Copy every line of the records below where the word "unemployment" occurs.
=====
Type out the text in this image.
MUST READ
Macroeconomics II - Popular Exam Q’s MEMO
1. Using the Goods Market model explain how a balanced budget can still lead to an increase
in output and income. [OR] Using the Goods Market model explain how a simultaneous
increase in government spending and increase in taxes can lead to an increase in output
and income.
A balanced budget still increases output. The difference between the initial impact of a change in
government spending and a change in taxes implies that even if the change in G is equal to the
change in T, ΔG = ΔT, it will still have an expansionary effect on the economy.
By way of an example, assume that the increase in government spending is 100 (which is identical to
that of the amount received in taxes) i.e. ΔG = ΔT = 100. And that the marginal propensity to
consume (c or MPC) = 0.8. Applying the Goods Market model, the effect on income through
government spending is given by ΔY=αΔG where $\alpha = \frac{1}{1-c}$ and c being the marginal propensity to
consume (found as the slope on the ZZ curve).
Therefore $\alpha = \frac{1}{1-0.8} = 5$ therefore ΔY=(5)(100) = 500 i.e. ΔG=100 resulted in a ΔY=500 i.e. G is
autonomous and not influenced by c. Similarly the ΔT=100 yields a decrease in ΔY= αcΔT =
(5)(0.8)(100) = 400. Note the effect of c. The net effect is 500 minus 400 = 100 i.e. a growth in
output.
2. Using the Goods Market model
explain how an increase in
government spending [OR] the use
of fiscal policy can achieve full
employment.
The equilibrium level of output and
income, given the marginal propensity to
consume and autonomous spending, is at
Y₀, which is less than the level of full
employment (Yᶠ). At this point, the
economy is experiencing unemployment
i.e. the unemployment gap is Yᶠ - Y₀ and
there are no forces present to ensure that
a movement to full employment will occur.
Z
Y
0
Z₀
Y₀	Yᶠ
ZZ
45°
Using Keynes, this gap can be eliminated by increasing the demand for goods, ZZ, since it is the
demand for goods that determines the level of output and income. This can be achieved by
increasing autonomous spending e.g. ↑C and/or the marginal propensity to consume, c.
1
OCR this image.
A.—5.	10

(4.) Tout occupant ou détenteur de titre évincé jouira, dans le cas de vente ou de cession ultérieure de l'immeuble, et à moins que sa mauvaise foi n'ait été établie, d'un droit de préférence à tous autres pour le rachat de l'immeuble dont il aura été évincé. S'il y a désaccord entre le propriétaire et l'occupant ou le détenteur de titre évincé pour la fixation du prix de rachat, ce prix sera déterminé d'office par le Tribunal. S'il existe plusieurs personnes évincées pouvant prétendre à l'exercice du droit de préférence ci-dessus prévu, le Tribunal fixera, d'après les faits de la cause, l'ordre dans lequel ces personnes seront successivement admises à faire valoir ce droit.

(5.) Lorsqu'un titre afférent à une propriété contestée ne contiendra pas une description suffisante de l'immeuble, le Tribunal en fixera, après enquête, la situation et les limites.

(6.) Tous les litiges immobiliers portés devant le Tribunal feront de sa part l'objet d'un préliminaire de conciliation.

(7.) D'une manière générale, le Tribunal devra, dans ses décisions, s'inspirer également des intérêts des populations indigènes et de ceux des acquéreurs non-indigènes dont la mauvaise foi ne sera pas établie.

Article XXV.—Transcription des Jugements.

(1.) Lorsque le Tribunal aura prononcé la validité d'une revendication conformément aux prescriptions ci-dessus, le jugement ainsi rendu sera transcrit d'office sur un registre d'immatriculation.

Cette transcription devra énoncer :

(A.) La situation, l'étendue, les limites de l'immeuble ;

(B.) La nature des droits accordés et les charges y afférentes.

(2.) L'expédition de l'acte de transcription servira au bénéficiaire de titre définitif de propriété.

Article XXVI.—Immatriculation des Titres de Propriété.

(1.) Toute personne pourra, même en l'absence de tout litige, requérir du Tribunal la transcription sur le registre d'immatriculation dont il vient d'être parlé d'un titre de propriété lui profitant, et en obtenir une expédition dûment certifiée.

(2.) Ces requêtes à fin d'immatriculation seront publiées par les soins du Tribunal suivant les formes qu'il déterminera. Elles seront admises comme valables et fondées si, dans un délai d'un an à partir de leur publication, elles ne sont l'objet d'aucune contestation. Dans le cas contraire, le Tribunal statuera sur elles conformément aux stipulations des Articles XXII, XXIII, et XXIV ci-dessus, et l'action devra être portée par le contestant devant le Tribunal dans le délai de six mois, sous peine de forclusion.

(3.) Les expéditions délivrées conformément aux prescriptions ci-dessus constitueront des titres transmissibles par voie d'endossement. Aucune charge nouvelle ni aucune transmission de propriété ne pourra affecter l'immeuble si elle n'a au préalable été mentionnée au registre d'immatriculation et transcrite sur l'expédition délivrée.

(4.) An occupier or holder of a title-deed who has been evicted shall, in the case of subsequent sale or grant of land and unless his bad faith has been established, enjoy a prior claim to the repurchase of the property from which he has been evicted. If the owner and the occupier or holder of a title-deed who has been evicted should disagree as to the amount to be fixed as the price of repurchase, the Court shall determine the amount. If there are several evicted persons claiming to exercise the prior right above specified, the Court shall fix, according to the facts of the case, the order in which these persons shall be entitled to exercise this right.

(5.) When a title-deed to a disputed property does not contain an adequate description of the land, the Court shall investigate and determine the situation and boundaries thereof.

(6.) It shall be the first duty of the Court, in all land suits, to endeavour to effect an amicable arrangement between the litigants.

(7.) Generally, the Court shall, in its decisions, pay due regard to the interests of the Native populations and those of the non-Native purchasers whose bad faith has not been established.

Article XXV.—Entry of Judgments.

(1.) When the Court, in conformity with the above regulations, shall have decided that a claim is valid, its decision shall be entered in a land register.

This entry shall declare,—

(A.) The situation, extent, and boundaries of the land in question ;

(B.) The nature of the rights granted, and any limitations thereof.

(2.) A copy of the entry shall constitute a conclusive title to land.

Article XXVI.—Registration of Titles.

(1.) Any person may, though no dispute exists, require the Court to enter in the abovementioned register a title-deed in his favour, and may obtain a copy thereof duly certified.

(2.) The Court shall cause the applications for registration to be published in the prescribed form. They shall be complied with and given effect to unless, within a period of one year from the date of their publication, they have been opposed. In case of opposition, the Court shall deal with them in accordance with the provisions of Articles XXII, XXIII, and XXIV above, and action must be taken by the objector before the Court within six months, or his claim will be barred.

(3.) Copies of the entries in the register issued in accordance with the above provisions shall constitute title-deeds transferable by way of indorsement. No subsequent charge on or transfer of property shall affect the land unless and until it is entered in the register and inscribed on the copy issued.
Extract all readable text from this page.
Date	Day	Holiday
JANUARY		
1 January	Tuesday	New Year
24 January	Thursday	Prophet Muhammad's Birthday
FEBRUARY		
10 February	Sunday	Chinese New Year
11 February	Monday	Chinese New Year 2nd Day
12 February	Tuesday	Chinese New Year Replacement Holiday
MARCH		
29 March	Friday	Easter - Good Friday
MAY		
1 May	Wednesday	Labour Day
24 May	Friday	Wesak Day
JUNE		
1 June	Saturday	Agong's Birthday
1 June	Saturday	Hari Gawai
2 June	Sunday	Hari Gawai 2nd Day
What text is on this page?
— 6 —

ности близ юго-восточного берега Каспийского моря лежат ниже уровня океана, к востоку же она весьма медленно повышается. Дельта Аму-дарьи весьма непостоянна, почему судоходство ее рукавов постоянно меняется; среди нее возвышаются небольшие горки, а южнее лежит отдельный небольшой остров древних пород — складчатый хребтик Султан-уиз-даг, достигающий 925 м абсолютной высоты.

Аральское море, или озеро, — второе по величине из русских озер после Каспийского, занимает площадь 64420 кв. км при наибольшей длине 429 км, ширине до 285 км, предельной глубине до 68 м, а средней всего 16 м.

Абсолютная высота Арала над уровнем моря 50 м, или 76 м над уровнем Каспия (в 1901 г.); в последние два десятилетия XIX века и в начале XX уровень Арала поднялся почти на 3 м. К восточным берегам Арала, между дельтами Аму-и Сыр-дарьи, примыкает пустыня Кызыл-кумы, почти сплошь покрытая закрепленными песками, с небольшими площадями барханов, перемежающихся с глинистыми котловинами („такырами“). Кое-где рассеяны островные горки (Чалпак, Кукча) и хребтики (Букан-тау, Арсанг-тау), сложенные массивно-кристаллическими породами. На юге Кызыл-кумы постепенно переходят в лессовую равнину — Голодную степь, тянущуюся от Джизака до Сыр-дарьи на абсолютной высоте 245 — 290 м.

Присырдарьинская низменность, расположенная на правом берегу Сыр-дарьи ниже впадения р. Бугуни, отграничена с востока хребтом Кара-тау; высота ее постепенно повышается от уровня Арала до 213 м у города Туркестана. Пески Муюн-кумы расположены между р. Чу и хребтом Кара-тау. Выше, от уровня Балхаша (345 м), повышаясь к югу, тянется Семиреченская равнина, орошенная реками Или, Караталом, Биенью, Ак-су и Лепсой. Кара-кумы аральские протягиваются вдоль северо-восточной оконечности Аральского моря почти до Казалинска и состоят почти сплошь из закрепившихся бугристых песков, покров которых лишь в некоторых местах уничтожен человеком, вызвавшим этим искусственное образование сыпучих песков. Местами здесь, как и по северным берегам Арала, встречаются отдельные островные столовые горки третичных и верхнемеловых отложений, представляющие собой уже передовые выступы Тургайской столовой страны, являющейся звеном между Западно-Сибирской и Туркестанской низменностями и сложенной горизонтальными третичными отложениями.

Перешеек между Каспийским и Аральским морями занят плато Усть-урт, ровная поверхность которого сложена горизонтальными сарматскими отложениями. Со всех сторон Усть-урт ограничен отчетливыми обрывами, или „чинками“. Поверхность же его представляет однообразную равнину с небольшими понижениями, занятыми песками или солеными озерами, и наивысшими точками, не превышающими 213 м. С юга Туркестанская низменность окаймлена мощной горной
=====
The result —
economy is experiencing unemployment
i.e. the unemployment gap is Yᶠ - Y₀ and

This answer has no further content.